[Records from a collection]:
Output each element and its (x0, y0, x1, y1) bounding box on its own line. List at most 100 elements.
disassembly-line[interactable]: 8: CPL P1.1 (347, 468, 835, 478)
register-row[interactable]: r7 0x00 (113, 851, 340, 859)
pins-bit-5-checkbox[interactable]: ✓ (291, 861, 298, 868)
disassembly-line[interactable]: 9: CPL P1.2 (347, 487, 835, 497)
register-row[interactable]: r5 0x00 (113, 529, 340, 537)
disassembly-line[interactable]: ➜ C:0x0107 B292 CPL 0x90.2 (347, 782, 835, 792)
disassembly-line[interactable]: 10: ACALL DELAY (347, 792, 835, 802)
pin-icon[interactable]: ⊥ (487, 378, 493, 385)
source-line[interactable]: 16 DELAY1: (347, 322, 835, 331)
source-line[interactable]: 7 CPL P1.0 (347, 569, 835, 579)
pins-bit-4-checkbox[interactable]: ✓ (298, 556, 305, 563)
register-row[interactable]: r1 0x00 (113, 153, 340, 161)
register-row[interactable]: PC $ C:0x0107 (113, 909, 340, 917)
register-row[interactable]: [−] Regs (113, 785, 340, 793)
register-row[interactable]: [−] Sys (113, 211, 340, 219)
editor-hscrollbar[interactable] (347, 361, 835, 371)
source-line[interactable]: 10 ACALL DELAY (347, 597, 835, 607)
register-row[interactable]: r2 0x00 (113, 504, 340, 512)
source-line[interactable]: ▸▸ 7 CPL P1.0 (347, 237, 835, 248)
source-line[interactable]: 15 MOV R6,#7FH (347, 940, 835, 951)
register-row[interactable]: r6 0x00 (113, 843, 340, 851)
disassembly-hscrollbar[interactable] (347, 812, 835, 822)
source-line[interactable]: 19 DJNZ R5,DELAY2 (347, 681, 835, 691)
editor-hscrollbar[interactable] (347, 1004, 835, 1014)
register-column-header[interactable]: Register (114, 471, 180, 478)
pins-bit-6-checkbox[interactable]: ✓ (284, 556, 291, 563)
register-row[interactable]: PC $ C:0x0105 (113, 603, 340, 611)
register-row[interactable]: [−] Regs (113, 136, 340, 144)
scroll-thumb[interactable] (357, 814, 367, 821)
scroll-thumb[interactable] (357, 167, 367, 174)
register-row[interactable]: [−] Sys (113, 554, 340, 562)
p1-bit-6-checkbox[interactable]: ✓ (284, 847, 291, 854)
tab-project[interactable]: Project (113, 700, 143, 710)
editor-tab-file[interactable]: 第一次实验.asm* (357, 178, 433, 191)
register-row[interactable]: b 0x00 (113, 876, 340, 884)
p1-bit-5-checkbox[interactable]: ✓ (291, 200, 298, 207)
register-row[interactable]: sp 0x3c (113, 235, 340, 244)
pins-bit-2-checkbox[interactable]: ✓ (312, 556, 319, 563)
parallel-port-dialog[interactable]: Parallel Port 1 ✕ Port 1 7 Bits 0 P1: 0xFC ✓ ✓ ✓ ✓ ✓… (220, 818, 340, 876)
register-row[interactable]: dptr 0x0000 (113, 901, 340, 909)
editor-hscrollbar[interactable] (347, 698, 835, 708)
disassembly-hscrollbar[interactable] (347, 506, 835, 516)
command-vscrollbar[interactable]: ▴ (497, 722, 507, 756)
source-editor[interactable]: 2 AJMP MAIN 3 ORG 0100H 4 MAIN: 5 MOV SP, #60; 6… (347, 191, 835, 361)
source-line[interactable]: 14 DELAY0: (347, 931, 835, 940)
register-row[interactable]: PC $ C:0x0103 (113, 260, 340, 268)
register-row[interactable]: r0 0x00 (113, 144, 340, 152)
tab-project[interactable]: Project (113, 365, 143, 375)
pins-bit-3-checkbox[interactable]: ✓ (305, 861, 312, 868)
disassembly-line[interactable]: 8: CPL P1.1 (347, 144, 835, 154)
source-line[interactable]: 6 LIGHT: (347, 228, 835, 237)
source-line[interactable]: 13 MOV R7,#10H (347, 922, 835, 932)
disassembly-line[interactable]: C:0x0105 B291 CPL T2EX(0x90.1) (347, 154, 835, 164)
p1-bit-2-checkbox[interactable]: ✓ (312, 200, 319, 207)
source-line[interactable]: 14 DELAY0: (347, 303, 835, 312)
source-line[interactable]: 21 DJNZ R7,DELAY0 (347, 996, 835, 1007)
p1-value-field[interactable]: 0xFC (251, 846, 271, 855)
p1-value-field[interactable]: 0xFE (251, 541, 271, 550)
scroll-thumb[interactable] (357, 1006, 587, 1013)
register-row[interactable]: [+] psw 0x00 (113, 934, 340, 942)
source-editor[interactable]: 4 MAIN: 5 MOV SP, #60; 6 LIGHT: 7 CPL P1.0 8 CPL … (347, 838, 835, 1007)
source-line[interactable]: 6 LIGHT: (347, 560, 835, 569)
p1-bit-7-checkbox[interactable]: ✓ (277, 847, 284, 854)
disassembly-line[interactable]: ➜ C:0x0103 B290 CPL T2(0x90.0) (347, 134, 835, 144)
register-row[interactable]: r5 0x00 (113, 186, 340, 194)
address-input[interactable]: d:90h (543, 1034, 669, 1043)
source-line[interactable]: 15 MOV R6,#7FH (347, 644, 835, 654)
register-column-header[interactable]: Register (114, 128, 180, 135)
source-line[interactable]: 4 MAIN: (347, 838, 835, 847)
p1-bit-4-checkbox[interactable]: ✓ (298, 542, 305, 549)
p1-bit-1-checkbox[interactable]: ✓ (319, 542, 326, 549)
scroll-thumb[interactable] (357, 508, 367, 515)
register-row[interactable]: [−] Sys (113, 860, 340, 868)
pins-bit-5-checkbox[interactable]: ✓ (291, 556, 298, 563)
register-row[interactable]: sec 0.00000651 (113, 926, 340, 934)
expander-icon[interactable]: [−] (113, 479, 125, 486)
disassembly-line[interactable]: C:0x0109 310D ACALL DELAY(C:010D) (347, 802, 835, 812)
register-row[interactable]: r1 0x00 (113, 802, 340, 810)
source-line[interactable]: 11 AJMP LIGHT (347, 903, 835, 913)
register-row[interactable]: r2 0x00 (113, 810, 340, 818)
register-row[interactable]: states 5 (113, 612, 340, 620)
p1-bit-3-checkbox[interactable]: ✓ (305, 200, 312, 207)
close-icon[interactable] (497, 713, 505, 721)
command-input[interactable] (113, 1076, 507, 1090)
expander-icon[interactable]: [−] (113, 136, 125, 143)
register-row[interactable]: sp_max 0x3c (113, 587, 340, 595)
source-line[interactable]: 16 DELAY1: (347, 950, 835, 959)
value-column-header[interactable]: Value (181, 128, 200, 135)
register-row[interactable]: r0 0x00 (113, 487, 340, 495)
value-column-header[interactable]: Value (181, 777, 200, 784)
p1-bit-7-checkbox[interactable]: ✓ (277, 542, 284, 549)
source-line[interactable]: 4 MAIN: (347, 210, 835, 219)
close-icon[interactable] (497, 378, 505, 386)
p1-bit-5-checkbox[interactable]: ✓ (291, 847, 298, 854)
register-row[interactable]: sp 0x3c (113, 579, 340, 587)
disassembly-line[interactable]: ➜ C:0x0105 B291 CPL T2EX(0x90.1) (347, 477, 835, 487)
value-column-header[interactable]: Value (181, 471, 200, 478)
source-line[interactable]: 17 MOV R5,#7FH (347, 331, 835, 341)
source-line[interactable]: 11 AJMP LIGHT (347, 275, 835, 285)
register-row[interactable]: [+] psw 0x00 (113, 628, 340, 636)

[What to work on]:
Rewrite the items above, changing each "source-line" to "code-line" and keeping all other text unchanged.

[The reply]:
Output each element and its (x0, y0, x1, y1) bounding box on its own line. List at most 100 elements.
disassembly-line[interactable]: 8: CPL P1.1 (347, 468, 835, 478)
register-row[interactable]: r7 0x00 (113, 851, 340, 859)
pins-bit-5-checkbox[interactable]: ✓ (291, 861, 298, 868)
disassembly-line[interactable]: 9: CPL P1.2 (347, 487, 835, 497)
register-row[interactable]: r5 0x00 (113, 529, 340, 537)
disassembly-line[interactable]: ➜ C:0x0107 B292 CPL 0x90.2 (347, 782, 835, 792)
disassembly-line[interactable]: 10: ACALL DELAY (347, 792, 835, 802)
pin-icon[interactable]: ⊥ (487, 378, 493, 385)
code-line[interactable]: 16 DELAY1: (347, 322, 835, 331)
code-line[interactable]: 7 CPL P1.0 (347, 569, 835, 579)
pins-bit-4-checkbox[interactable]: ✓ (298, 556, 305, 563)
register-row[interactable]: r1 0x00 (113, 153, 340, 161)
register-row[interactable]: PC $ C:0x0107 (113, 909, 340, 917)
register-row[interactable]: [−] Regs (113, 785, 340, 793)
register-row[interactable]: [−] Sys (113, 211, 340, 219)
editor-hscrollbar[interactable] (347, 361, 835, 371)
code-line[interactable]: 10 ACALL DELAY (347, 597, 835, 607)
register-row[interactable]: r2 0x00 (113, 504, 340, 512)
code-line[interactable]: ▸▸ 7 CPL P1.0 (347, 237, 835, 248)
code-line[interactable]: 15 MOV R6,#7FH (347, 940, 835, 951)
register-row[interactable]: r6 0x00 (113, 843, 340, 851)
disassembly-hscrollbar[interactable] (347, 812, 835, 822)
code-line[interactable]: 19 DJNZ R5,DELAY2 (347, 681, 835, 691)
editor-hscrollbar[interactable] (347, 1004, 835, 1014)
register-column-header[interactable]: Register (114, 471, 180, 478)
pins-bit-6-checkbox[interactable]: ✓ (284, 556, 291, 563)
register-row[interactable]: PC $ C:0x0105 (113, 603, 340, 611)
register-row[interactable]: [−] Regs (113, 136, 340, 144)
scroll-thumb[interactable] (357, 814, 367, 821)
scroll-thumb[interactable] (357, 167, 367, 174)
register-row[interactable]: [−] Sys (113, 554, 340, 562)
p1-bit-6-checkbox[interactable]: ✓ (284, 847, 291, 854)
tab-project[interactable]: Project (113, 700, 143, 710)
editor-tab-file[interactable]: 第一次实验.asm* (357, 178, 433, 191)
register-row[interactable]: b 0x00 (113, 876, 340, 884)
p1-bit-5-checkbox[interactable]: ✓ (291, 200, 298, 207)
register-row[interactable]: sp 0x3c (113, 235, 340, 244)
pins-bit-2-checkbox[interactable]: ✓ (312, 556, 319, 563)
parallel-port-dialog[interactable]: Parallel Port 1 ✕ Port 1 7 Bits 0 P1: 0xFC ✓ ✓ ✓ ✓ ✓… (220, 818, 340, 876)
register-row[interactable]: dptr 0x0000 (113, 901, 340, 909)
editor-hscrollbar[interactable] (347, 698, 835, 708)
disassembly-hscrollbar[interactable] (347, 506, 835, 516)
command-vscrollbar[interactable]: ▴ (497, 722, 507, 756)
source-editor[interactable]: 2 AJMP MAIN 3 ORG 0100H 4 MAIN: 5 MOV SP, #60; 6… (347, 191, 835, 361)
code-line[interactable]: 14 DELAY0: (347, 931, 835, 940)
register-row[interactable]: PC $ C:0x0103 (113, 260, 340, 268)
register-row[interactable]: r0 0x00 (113, 144, 340, 152)
tab-project[interactable]: Project (113, 365, 143, 375)
pins-bit-3-checkbox[interactable]: ✓ (305, 861, 312, 868)
disassembly-line[interactable]: 8: CPL P1.1 (347, 144, 835, 154)
code-line[interactable]: 6 LIGHT: (347, 228, 835, 237)
code-line[interactable]: 13 MOV R7,#10H (347, 922, 835, 932)
disassembly-line[interactable]: C:0x0105 B291 CPL T2EX(0x90.1) (347, 154, 835, 164)
p1-bit-2-checkbox[interactable]: ✓ (312, 200, 319, 207)
code-line[interactable]: 14 DELAY0: (347, 303, 835, 312)
code-line[interactable]: 21 DJNZ R7,DELAY0 (347, 996, 835, 1007)
p1-value-field[interactable]: 0xFC (251, 846, 271, 855)
p1-value-field[interactable]: 0xFE (251, 541, 271, 550)
scroll-thumb[interactable] (357, 1006, 587, 1013)
register-row[interactable]: [+] psw 0x00 (113, 934, 340, 942)
source-editor[interactable]: 4 MAIN: 5 MOV SP, #60; 6 LIGHT: 7 CPL P1.0 8 CPL … (347, 838, 835, 1007)
code-line[interactable]: 6 LIGHT: (347, 560, 835, 569)
p1-bit-7-checkbox[interactable]: ✓ (277, 847, 284, 854)
disassembly-line[interactable]: ➜ C:0x0103 B290 CPL T2(0x90.0) (347, 134, 835, 144)
register-row[interactable]: r5 0x00 (113, 186, 340, 194)
address-input[interactable]: d:90h (543, 1034, 669, 1043)
code-line[interactable]: 15 MOV R6,#7FH (347, 644, 835, 654)
register-column-header[interactable]: Register (114, 128, 180, 135)
code-line[interactable]: 4 MAIN: (347, 838, 835, 847)
p1-bit-4-checkbox[interactable]: ✓ (298, 542, 305, 549)
p1-bit-1-checkbox[interactable]: ✓ (319, 542, 326, 549)
scroll-thumb[interactable] (357, 508, 367, 515)
register-row[interactable]: [−] Sys (113, 860, 340, 868)
pins-bit-5-checkbox[interactable]: ✓ (291, 556, 298, 563)
register-row[interactable]: sec 0.00000651 (113, 926, 340, 934)
expander-icon[interactable]: [−] (113, 479, 125, 486)
disassembly-line[interactable]: C:0x0109 310D ACALL DELAY(C:010D) (347, 802, 835, 812)
register-row[interactable]: r1 0x00 (113, 802, 340, 810)
code-line[interactable]: 11 AJMP LIGHT (347, 903, 835, 913)
register-row[interactable]: r2 0x00 (113, 810, 340, 818)
register-row[interactable]: states 5 (113, 612, 340, 620)
p1-bit-3-checkbox[interactable]: ✓ (305, 200, 312, 207)
close-icon[interactable] (497, 713, 505, 721)
command-input[interactable] (113, 1076, 507, 1090)
expander-icon[interactable]: [−] (113, 136, 125, 143)
register-row[interactable]: sp_max 0x3c (113, 587, 340, 595)
code-line[interactable]: 16 DELAY1: (347, 950, 835, 959)
value-column-header[interactable]: Value (181, 128, 200, 135)
register-row[interactable]: r0 0x00 (113, 487, 340, 495)
value-column-header[interactable]: Value (181, 777, 200, 784)
p1-bit-7-checkbox[interactable]: ✓ (277, 542, 284, 549)
code-line[interactable]: 4 MAIN: (347, 210, 835, 219)
close-icon[interactable] (497, 378, 505, 386)
p1-bit-5-checkbox[interactable]: ✓ (291, 847, 298, 854)
register-row[interactable]: sp 0x3c (113, 579, 340, 587)
disassembly-line[interactable]: ➜ C:0x0105 B291 CPL T2EX(0x90.1) (347, 477, 835, 487)
value-column-header[interactable]: Value (181, 471, 200, 478)
code-line[interactable]: 17 MOV R5,#7FH (347, 331, 835, 341)
code-line[interactable]: 11 AJMP LIGHT (347, 275, 835, 285)
register-row[interactable]: [+] psw 0x00 (113, 628, 340, 636)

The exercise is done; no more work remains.